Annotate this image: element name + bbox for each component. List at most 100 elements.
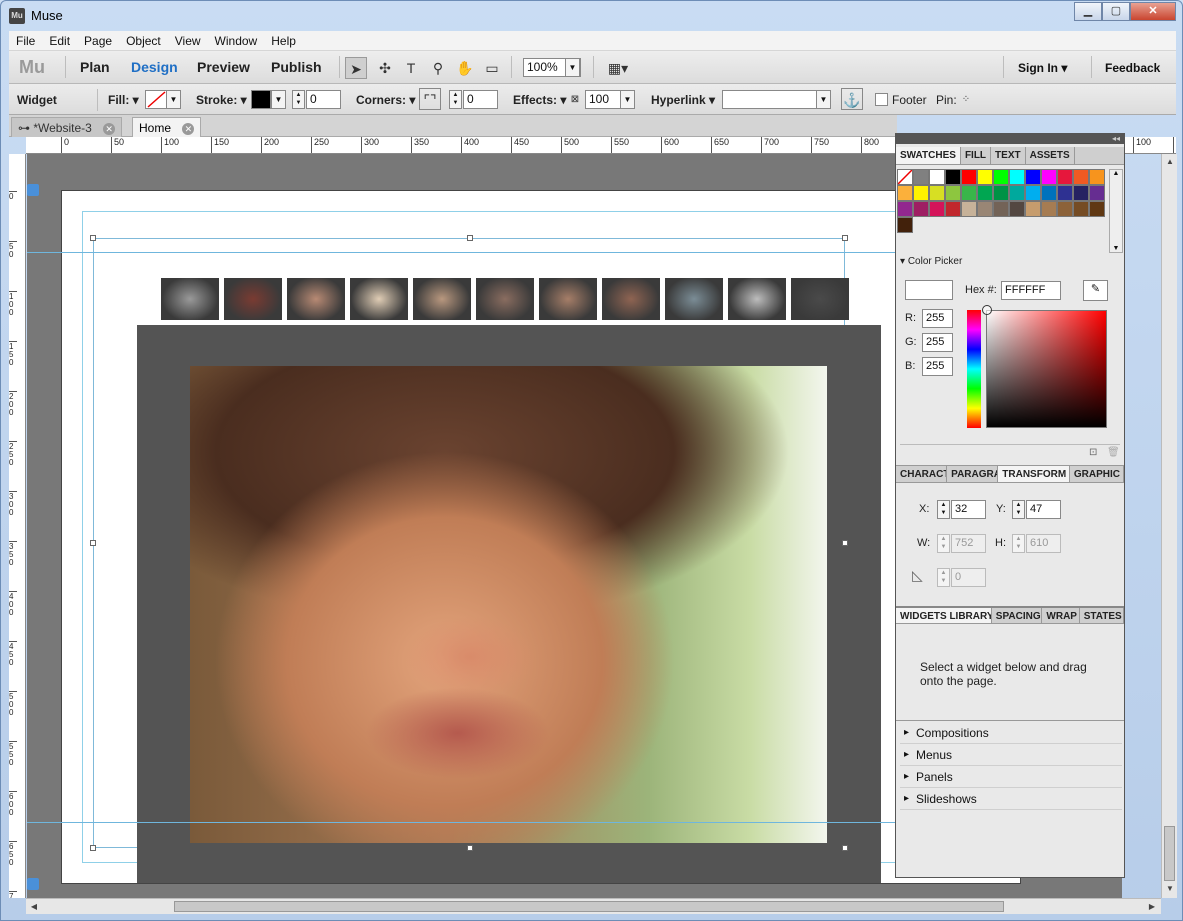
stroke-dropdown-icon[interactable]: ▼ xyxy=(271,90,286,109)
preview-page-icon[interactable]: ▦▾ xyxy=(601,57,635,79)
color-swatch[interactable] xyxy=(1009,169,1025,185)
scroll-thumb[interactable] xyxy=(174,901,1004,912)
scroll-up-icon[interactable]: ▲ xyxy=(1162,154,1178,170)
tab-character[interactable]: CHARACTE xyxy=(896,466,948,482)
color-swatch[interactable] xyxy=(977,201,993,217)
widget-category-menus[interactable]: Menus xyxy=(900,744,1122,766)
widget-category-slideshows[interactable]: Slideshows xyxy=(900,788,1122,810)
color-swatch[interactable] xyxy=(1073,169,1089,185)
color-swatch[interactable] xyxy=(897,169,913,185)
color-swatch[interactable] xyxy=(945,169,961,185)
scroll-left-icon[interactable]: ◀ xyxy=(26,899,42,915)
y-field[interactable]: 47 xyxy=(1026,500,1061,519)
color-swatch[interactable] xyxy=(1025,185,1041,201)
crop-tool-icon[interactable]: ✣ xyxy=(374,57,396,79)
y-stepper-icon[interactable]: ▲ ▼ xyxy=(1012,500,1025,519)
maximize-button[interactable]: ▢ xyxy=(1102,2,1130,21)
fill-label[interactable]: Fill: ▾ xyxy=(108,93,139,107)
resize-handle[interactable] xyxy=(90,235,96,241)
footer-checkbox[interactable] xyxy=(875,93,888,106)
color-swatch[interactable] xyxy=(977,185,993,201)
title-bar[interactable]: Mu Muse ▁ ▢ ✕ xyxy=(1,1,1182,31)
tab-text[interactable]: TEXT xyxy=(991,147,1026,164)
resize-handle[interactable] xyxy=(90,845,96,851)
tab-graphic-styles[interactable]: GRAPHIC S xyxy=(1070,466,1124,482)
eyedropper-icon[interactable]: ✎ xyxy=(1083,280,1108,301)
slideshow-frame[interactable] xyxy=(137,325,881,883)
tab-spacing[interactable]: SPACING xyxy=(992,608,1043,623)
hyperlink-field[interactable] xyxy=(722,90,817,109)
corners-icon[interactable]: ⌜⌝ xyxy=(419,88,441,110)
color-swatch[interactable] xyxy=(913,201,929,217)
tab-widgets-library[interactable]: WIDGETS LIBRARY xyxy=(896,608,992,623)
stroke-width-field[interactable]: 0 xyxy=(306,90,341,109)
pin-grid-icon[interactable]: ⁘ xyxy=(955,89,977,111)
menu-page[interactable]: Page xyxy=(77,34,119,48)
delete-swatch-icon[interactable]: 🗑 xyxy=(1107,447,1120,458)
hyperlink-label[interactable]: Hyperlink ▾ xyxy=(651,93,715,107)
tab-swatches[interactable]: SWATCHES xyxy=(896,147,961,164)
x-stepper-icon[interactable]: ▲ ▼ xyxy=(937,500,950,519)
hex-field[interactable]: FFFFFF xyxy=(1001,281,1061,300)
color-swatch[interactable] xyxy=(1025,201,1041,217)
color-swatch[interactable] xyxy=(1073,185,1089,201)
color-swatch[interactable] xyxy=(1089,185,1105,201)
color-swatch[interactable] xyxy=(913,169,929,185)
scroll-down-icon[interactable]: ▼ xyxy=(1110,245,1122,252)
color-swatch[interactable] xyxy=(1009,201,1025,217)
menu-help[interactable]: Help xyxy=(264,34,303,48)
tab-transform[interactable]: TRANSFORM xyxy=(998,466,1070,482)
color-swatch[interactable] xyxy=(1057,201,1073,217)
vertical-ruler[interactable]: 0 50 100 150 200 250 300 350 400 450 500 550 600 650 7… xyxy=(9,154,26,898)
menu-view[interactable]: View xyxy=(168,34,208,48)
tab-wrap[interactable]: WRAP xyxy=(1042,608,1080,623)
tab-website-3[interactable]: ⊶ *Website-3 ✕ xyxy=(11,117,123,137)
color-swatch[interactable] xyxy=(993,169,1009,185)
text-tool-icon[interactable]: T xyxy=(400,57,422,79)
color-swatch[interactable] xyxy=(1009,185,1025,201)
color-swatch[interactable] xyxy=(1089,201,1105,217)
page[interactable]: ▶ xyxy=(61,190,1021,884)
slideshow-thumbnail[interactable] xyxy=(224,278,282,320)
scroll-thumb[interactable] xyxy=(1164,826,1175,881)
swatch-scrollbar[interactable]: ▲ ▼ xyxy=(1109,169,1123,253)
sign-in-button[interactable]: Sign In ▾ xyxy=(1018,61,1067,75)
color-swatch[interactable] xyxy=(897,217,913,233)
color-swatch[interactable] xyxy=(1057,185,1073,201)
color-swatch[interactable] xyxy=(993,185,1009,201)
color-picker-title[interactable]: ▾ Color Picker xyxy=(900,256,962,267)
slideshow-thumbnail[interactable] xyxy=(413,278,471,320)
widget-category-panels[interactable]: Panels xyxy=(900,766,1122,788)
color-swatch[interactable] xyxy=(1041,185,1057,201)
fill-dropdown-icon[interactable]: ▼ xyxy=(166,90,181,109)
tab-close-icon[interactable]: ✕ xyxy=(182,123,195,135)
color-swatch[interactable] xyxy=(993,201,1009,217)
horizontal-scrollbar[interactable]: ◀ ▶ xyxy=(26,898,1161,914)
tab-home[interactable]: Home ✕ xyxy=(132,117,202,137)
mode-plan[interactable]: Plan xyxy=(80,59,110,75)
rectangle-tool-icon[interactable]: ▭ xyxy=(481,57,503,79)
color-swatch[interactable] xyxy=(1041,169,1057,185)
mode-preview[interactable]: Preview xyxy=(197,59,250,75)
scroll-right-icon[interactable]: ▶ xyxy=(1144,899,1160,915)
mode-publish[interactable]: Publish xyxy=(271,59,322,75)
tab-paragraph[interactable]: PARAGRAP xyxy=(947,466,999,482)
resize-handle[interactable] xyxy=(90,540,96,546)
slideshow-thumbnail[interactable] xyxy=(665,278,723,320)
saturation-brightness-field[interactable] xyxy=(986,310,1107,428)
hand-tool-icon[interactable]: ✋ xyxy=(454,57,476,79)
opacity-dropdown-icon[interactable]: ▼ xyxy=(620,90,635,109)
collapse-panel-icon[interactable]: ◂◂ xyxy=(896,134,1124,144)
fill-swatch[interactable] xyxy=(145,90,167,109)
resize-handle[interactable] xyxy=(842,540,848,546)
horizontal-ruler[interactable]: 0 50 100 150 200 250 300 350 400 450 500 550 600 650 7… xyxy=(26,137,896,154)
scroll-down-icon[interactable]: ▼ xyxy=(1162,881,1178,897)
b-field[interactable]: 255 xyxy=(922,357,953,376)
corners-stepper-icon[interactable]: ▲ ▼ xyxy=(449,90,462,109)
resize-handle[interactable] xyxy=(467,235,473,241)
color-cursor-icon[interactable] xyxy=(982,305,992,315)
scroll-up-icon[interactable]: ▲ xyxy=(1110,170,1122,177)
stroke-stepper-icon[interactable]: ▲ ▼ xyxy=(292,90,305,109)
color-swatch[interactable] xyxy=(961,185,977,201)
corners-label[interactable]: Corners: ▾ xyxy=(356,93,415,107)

--

--- THE PROBLEM ---
Copy the material above line for line without changing anything, and leave the picture out of your copy.

--- TASK ANSWER ---
Annotate this image: element name + bbox for each component. List at most 100 elements.
stroke-dropdown-icon[interactable]: ▼ xyxy=(271,90,286,109)
preview-page-icon[interactable]: ▦▾ xyxy=(601,57,635,79)
color-swatch[interactable] xyxy=(1009,169,1025,185)
scroll-thumb[interactable] xyxy=(174,901,1004,912)
scroll-up-icon[interactable]: ▲ xyxy=(1162,154,1178,170)
tab-character[interactable]: CHARACTE xyxy=(896,466,948,482)
color-swatch[interactable] xyxy=(977,201,993,217)
widget-category-menus[interactable]: Menus xyxy=(900,744,1122,766)
widget-category-slideshows[interactable]: Slideshows xyxy=(900,788,1122,810)
color-swatch[interactable] xyxy=(1073,169,1089,185)
color-swatch[interactable] xyxy=(897,169,913,185)
color-swatch[interactable] xyxy=(945,169,961,185)
scroll-left-icon[interactable]: ◀ xyxy=(26,899,42,915)
y-field[interactable]: 47 xyxy=(1026,500,1061,519)
color-swatch[interactable] xyxy=(1025,185,1041,201)
crop-tool-icon[interactable]: ✣ xyxy=(374,57,396,79)
y-stepper-icon[interactable]: ▲ ▼ xyxy=(1012,500,1025,519)
maximize-button[interactable]: ▢ xyxy=(1102,2,1130,21)
fill-label[interactable]: Fill: ▾ xyxy=(108,93,139,107)
resize-handle[interactable] xyxy=(90,235,96,241)
footer-checkbox[interactable] xyxy=(875,93,888,106)
color-swatch[interactable] xyxy=(977,185,993,201)
title-bar[interactable]: Mu Muse ▁ ▢ ✕ xyxy=(1,1,1182,31)
tab-text[interactable]: TEXT xyxy=(991,147,1026,164)
resize-handle[interactable] xyxy=(90,845,96,851)
tab-graphic-styles[interactable]: GRAPHIC S xyxy=(1070,466,1124,482)
eyedropper-icon[interactable]: ✎ xyxy=(1083,280,1108,301)
slideshow-frame[interactable] xyxy=(137,325,881,883)
tab-spacing[interactable]: SPACING xyxy=(992,608,1043,623)
hyperlink-field[interactable] xyxy=(722,90,817,109)
corners-icon[interactable]: ⌜⌝ xyxy=(419,88,441,110)
color-swatch[interactable] xyxy=(913,201,929,217)
tab-widgets-library[interactable]: WIDGETS LIBRARY xyxy=(896,608,992,623)
stroke-width-field[interactable]: 0 xyxy=(306,90,341,109)
pin-grid-icon[interactable]: ⁘ xyxy=(955,89,977,111)
menu-page[interactable]: Page xyxy=(77,34,119,48)
delete-swatch-icon[interactable]: 🗑 xyxy=(1107,447,1120,458)
hyperlink-label[interactable]: Hyperlink ▾ xyxy=(651,93,715,107)
tab-swatches[interactable]: SWATCHES xyxy=(896,147,961,164)
x-stepper-icon[interactable]: ▲ ▼ xyxy=(937,500,950,519)
hex-field[interactable]: FFFFFF xyxy=(1001,281,1061,300)
color-swatch[interactable] xyxy=(1025,201,1041,217)
color-swatch[interactable] xyxy=(1073,185,1089,201)
color-swatch[interactable] xyxy=(1089,185,1105,201)
color-swatch[interactable] xyxy=(913,169,929,185)
scroll-down-icon[interactable]: ▼ xyxy=(1110,245,1122,252)
color-swatch[interactable] xyxy=(1009,201,1025,217)
menu-help[interactable]: Help xyxy=(264,34,303,48)
tab-transform[interactable]: TRANSFORM xyxy=(998,466,1070,482)
color-swatch[interactable] xyxy=(1057,201,1073,217)
vertical-ruler[interactable]: 0 50 100 150 200 250 300 350 400 450 500 550 600 650 7… xyxy=(9,154,26,898)
menu-view[interactable]: View xyxy=(168,34,208,48)
tab-wrap[interactable]: WRAP xyxy=(1042,608,1080,623)
tab-website-3[interactable]: ⊶ *Website-3 ✕ xyxy=(11,117,123,137)
color-swatch[interactable] xyxy=(993,169,1009,185)
text-tool-icon[interactable]: T xyxy=(400,57,422,79)
color-swatch[interactable] xyxy=(1009,185,1025,201)
color-swatch[interactable] xyxy=(1089,201,1105,217)
page[interactable]: ▶ xyxy=(61,190,1021,884)
slideshow-thumbnail[interactable] xyxy=(224,278,282,320)
scroll-thumb[interactable] xyxy=(1164,826,1175,881)
swatch-scrollbar[interactable]: ▲ ▼ xyxy=(1109,169,1123,253)
sign-in-button[interactable]: Sign In ▾ xyxy=(1018,61,1067,75)
color-swatch[interactable] xyxy=(897,217,913,233)
color-swatch[interactable] xyxy=(1057,185,1073,201)
color-swatch[interactable] xyxy=(993,185,1009,201)
color-picker-title[interactable]: ▾ Color Picker xyxy=(900,256,962,267)
slideshow-thumbnail[interactable] xyxy=(413,278,471,320)
widget-category-panels[interactable]: Panels xyxy=(900,766,1122,788)
color-swatch[interactable] xyxy=(1041,185,1057,201)
fill-dropdown-icon[interactable]: ▼ xyxy=(166,90,181,109)
tab-close-icon[interactable]: ✕ xyxy=(182,123,195,135)
color-swatch[interactable] xyxy=(993,201,1009,217)
horizontal-scrollbar[interactable]: ◀ ▶ xyxy=(26,898,1161,914)
tab-home[interactable]: Home ✕ xyxy=(132,117,202,137)
mode-plan[interactable]: Plan xyxy=(80,59,110,75)
rectangle-tool-icon[interactable]: ▭ xyxy=(481,57,503,79)
color-swatch[interactable] xyxy=(1041,169,1057,185)
mode-preview[interactable]: Preview xyxy=(197,59,250,75)
scroll-right-icon[interactable]: ▶ xyxy=(1144,899,1160,915)
mode-publish[interactable]: Publish xyxy=(271,59,322,75)
tab-paragraph[interactable]: PARAGRAP xyxy=(947,466,999,482)
resize-handle[interactable] xyxy=(90,540,96,546)
slideshow-thumbnail[interactable] xyxy=(665,278,723,320)
saturation-brightness-field[interactable] xyxy=(986,310,1107,428)
hand-tool-icon[interactable]: ✋ xyxy=(454,57,476,79)
opacity-dropdown-icon[interactable]: ▼ xyxy=(620,90,635,109)
collapse-panel-icon[interactable]: ◂◂ xyxy=(896,134,1124,144)
fill-swatch[interactable] xyxy=(145,90,167,109)
resize-handle[interactable] xyxy=(842,540,848,546)
horizontal-ruler[interactable]: 0 50 100 150 200 250 300 350 400 450 500 550 600 650 7… xyxy=(26,137,896,154)
scroll-down-icon[interactable]: ▼ xyxy=(1162,881,1178,897)
b-field[interactable]: 255 xyxy=(922,357,953,376)
corners-stepper-icon[interactable]: ▲ ▼ xyxy=(449,90,462,109)
resize-handle[interactable] xyxy=(467,235,473,241)
color-cursor-icon[interactable] xyxy=(982,305,992,315)
scroll-up-icon[interactable]: ▲ xyxy=(1110,170,1122,177)
stroke-stepper-icon[interactable]: ▲ ▼ xyxy=(292,90,305,109)
color-swatch[interactable] xyxy=(961,185,977,201)
corners-label[interactable]: Corners: ▾ xyxy=(356,93,415,107)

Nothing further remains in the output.